Extracted data start
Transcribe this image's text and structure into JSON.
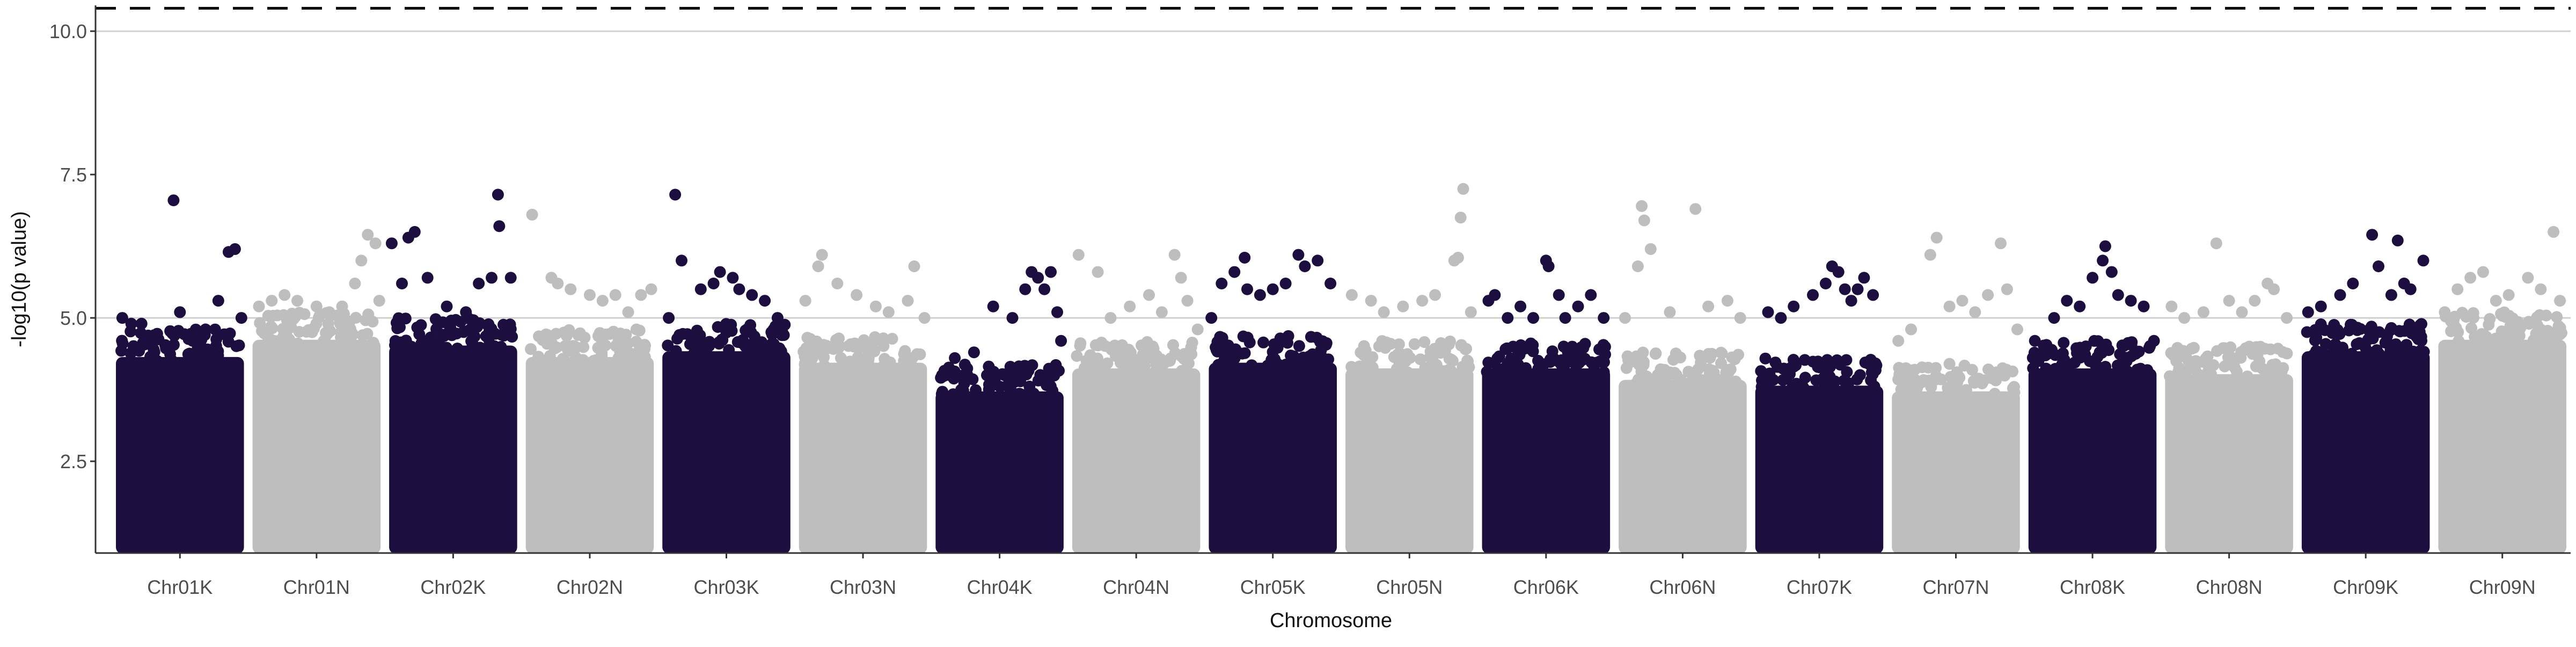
{
  "chart_data": {
    "type": "scatter",
    "title": "",
    "xlabel": "Chromosome",
    "ylabel": "-log10(p value)",
    "ylim": [
      0.9,
      10.45
    ],
    "yticks": [
      2.5,
      5.0,
      7.5,
      10.0
    ],
    "ytick_labels": [
      "2.5",
      "5.0",
      "7.5",
      "10.0"
    ],
    "grid": "major horizontal lines only",
    "legend": "none",
    "colors": {
      "odd_chromosome": "#1c0f3f",
      "even_chromosome": "#bebebe",
      "threshold": "#000000",
      "gridline": "#d0d0d0",
      "axis": "#333333",
      "text": "#333333"
    },
    "reference_lines": [
      {
        "y": 10.4,
        "style": "dashed",
        "color": "#000000"
      },
      {
        "y": 10.0,
        "style": "solid",
        "color": "#d0d0d0"
      },
      {
        "y": 5.0,
        "style": "solid",
        "color": "#d0d0d0"
      }
    ],
    "base_level": 1.0,
    "categories": [
      "Chr01K",
      "Chr01N",
      "Chr02K",
      "Chr02N",
      "Chr03K",
      "Chr03N",
      "Chr04K",
      "Chr04N",
      "Chr05K",
      "Chr05N",
      "Chr06K",
      "Chr06N",
      "Chr07K",
      "Chr07N",
      "Chr08K",
      "Chr08N",
      "Chr09K",
      "Chr09N"
    ],
    "series": [
      {
        "chromosome": "Chr01K",
        "color": "#1c0f3f",
        "bulk_max": 4.6,
        "points": [
          [
            0.05,
            5.0
          ],
          [
            0.12,
            4.9
          ],
          [
            0.2,
            4.9
          ],
          [
            0.3,
            4.7
          ],
          [
            0.45,
            7.05
          ],
          [
            0.5,
            5.1
          ],
          [
            0.6,
            4.6
          ],
          [
            0.7,
            4.8
          ],
          [
            0.8,
            5.3
          ],
          [
            0.88,
            6.15
          ],
          [
            0.93,
            6.2
          ],
          [
            0.98,
            5.0
          ]
        ]
      },
      {
        "chromosome": "Chr01N",
        "color": "#bebebe",
        "bulk_max": 4.9,
        "points": [
          [
            0.05,
            5.2
          ],
          [
            0.15,
            5.3
          ],
          [
            0.25,
            5.4
          ],
          [
            0.35,
            5.3
          ],
          [
            0.5,
            5.2
          ],
          [
            0.6,
            5.1
          ],
          [
            0.7,
            5.2
          ],
          [
            0.8,
            5.6
          ],
          [
            0.85,
            6.0
          ],
          [
            0.9,
            6.45
          ],
          [
            0.96,
            6.3
          ],
          [
            0.99,
            5.3
          ]
        ]
      },
      {
        "chromosome": "Chr02K",
        "color": "#1c0f3f",
        "bulk_max": 4.8,
        "points": [
          [
            0.02,
            6.3
          ],
          [
            0.1,
            5.6
          ],
          [
            0.15,
            6.4
          ],
          [
            0.2,
            6.5
          ],
          [
            0.3,
            5.7
          ],
          [
            0.45,
            5.2
          ],
          [
            0.6,
            5.1
          ],
          [
            0.7,
            5.6
          ],
          [
            0.8,
            5.7
          ],
          [
            0.85,
            7.15
          ],
          [
            0.86,
            6.6
          ],
          [
            0.95,
            5.7
          ]
        ]
      },
      {
        "chromosome": "Chr02N",
        "color": "#bebebe",
        "bulk_max": 4.6,
        "points": [
          [
            0.05,
            6.8
          ],
          [
            0.2,
            5.7
          ],
          [
            0.25,
            5.6
          ],
          [
            0.35,
            5.5
          ],
          [
            0.5,
            5.4
          ],
          [
            0.6,
            5.3
          ],
          [
            0.7,
            5.4
          ],
          [
            0.8,
            5.1
          ],
          [
            0.9,
            5.4
          ],
          [
            0.98,
            5.5
          ]
        ]
      },
      {
        "chromosome": "Chr03K",
        "color": "#1c0f3f",
        "bulk_max": 4.7,
        "points": [
          [
            0.05,
            5.0
          ],
          [
            0.1,
            7.15
          ],
          [
            0.15,
            6.0
          ],
          [
            0.3,
            5.5
          ],
          [
            0.4,
            5.6
          ],
          [
            0.45,
            5.8
          ],
          [
            0.55,
            5.7
          ],
          [
            0.6,
            5.5
          ],
          [
            0.7,
            5.4
          ],
          [
            0.8,
            5.3
          ],
          [
            0.9,
            5.0
          ]
        ]
      },
      {
        "chromosome": "Chr03N",
        "color": "#bebebe",
        "bulk_max": 4.5,
        "points": [
          [
            0.05,
            5.3
          ],
          [
            0.15,
            5.9
          ],
          [
            0.18,
            6.1
          ],
          [
            0.3,
            5.6
          ],
          [
            0.45,
            5.4
          ],
          [
            0.6,
            5.2
          ],
          [
            0.7,
            5.1
          ],
          [
            0.85,
            5.3
          ],
          [
            0.9,
            5.9
          ],
          [
            0.98,
            5.0
          ]
        ]
      },
      {
        "chromosome": "Chr04K",
        "color": "#1c0f3f",
        "bulk_max": 4.0,
        "points": [
          [
            0.05,
            4.0
          ],
          [
            0.15,
            4.3
          ],
          [
            0.3,
            4.4
          ],
          [
            0.45,
            5.2
          ],
          [
            0.6,
            5.0
          ],
          [
            0.7,
            5.5
          ],
          [
            0.75,
            5.8
          ],
          [
            0.8,
            5.7
          ],
          [
            0.85,
            5.5
          ],
          [
            0.9,
            5.8
          ],
          [
            0.95,
            5.1
          ],
          [
            0.98,
            4.6
          ]
        ]
      },
      {
        "chromosome": "Chr04N",
        "color": "#bebebe",
        "bulk_max": 4.4,
        "points": [
          [
            0.05,
            6.1
          ],
          [
            0.2,
            5.8
          ],
          [
            0.3,
            5.0
          ],
          [
            0.45,
            5.2
          ],
          [
            0.6,
            5.4
          ],
          [
            0.7,
            5.1
          ],
          [
            0.8,
            6.1
          ],
          [
            0.85,
            5.7
          ],
          [
            0.9,
            5.3
          ],
          [
            0.98,
            4.8
          ]
        ]
      },
      {
        "chromosome": "Chr05K",
        "color": "#1c0f3f",
        "bulk_max": 4.5,
        "points": [
          [
            0.02,
            5.0
          ],
          [
            0.1,
            5.6
          ],
          [
            0.2,
            5.8
          ],
          [
            0.28,
            6.05
          ],
          [
            0.3,
            5.5
          ],
          [
            0.4,
            5.4
          ],
          [
            0.5,
            5.5
          ],
          [
            0.6,
            5.6
          ],
          [
            0.7,
            6.1
          ],
          [
            0.75,
            5.9
          ],
          [
            0.85,
            6.0
          ],
          [
            0.95,
            5.6
          ]
        ]
      },
      {
        "chromosome": "Chr05N",
        "color": "#bebebe",
        "bulk_max": 4.4,
        "points": [
          [
            0.05,
            5.4
          ],
          [
            0.2,
            5.3
          ],
          [
            0.3,
            5.1
          ],
          [
            0.45,
            5.2
          ],
          [
            0.6,
            5.3
          ],
          [
            0.7,
            5.4
          ],
          [
            0.85,
            6.0
          ],
          [
            0.88,
            6.05
          ],
          [
            0.9,
            6.75
          ],
          [
            0.92,
            7.25
          ],
          [
            0.98,
            5.1
          ]
        ]
      },
      {
        "chromosome": "Chr06K",
        "color": "#1c0f3f",
        "bulk_max": 4.4,
        "points": [
          [
            0.05,
            5.3
          ],
          [
            0.1,
            5.4
          ],
          [
            0.2,
            5.0
          ],
          [
            0.3,
            5.2
          ],
          [
            0.4,
            5.0
          ],
          [
            0.5,
            6.0
          ],
          [
            0.52,
            5.9
          ],
          [
            0.6,
            5.4
          ],
          [
            0.65,
            5.0
          ],
          [
            0.75,
            5.2
          ],
          [
            0.85,
            5.4
          ],
          [
            0.95,
            5.0
          ]
        ]
      },
      {
        "chromosome": "Chr06N",
        "color": "#bebebe",
        "bulk_max": 4.2,
        "points": [
          [
            0.05,
            5.0
          ],
          [
            0.15,
            5.9
          ],
          [
            0.18,
            6.95
          ],
          [
            0.2,
            6.7
          ],
          [
            0.25,
            6.2
          ],
          [
            0.4,
            5.1
          ],
          [
            0.6,
            6.9
          ],
          [
            0.7,
            5.2
          ],
          [
            0.85,
            5.3
          ],
          [
            0.95,
            5.0
          ]
        ]
      },
      {
        "chromosome": "Chr07K",
        "color": "#1c0f3f",
        "bulk_max": 4.1,
        "points": [
          [
            0.1,
            5.1
          ],
          [
            0.2,
            5.0
          ],
          [
            0.3,
            5.2
          ],
          [
            0.45,
            5.4
          ],
          [
            0.55,
            5.6
          ],
          [
            0.6,
            5.9
          ],
          [
            0.65,
            5.8
          ],
          [
            0.7,
            5.5
          ],
          [
            0.75,
            5.3
          ],
          [
            0.8,
            5.5
          ],
          [
            0.85,
            5.7
          ],
          [
            0.92,
            5.4
          ]
        ]
      },
      {
        "chromosome": "Chr07N",
        "color": "#bebebe",
        "bulk_max": 4.0,
        "points": [
          [
            0.05,
            4.6
          ],
          [
            0.15,
            4.8
          ],
          [
            0.3,
            6.1
          ],
          [
            0.35,
            6.4
          ],
          [
            0.45,
            5.2
          ],
          [
            0.55,
            5.3
          ],
          [
            0.65,
            5.1
          ],
          [
            0.75,
            5.4
          ],
          [
            0.85,
            6.3
          ],
          [
            0.9,
            5.5
          ],
          [
            0.98,
            4.8
          ]
        ]
      },
      {
        "chromosome": "Chr08K",
        "color": "#1c0f3f",
        "bulk_max": 4.4,
        "points": [
          [
            0.05,
            4.6
          ],
          [
            0.2,
            5.0
          ],
          [
            0.3,
            5.3
          ],
          [
            0.4,
            5.2
          ],
          [
            0.5,
            5.7
          ],
          [
            0.58,
            6.0
          ],
          [
            0.6,
            6.25
          ],
          [
            0.65,
            5.8
          ],
          [
            0.7,
            5.4
          ],
          [
            0.8,
            5.3
          ],
          [
            0.9,
            5.2
          ],
          [
            0.98,
            4.6
          ]
        ]
      },
      {
        "chromosome": "Chr08N",
        "color": "#bebebe",
        "bulk_max": 4.3,
        "points": [
          [
            0.05,
            5.2
          ],
          [
            0.15,
            5.0
          ],
          [
            0.3,
            5.1
          ],
          [
            0.4,
            6.3
          ],
          [
            0.5,
            5.3
          ],
          [
            0.6,
            5.1
          ],
          [
            0.7,
            5.3
          ],
          [
            0.8,
            5.6
          ],
          [
            0.85,
            5.5
          ],
          [
            0.95,
            5.0
          ]
        ]
      },
      {
        "chromosome": "Chr09K",
        "color": "#1c0f3f",
        "bulk_max": 4.7,
        "points": [
          [
            0.05,
            5.1
          ],
          [
            0.15,
            5.2
          ],
          [
            0.3,
            5.4
          ],
          [
            0.4,
            5.6
          ],
          [
            0.55,
            6.45
          ],
          [
            0.6,
            5.9
          ],
          [
            0.7,
            5.4
          ],
          [
            0.75,
            6.35
          ],
          [
            0.8,
            5.6
          ],
          [
            0.85,
            5.5
          ],
          [
            0.95,
            6.0
          ]
        ]
      },
      {
        "chromosome": "Chr09N",
        "color": "#bebebe",
        "bulk_max": 4.9,
        "points": [
          [
            0.05,
            5.1
          ],
          [
            0.15,
            5.5
          ],
          [
            0.25,
            5.7
          ],
          [
            0.35,
            5.8
          ],
          [
            0.45,
            5.3
          ],
          [
            0.55,
            5.4
          ],
          [
            0.7,
            5.7
          ],
          [
            0.8,
            5.5
          ],
          [
            0.9,
            6.5
          ],
          [
            0.95,
            5.3
          ]
        ]
      }
    ]
  }
}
Extracted data end
Answer with one number only: how many lines above contain the word "text".

2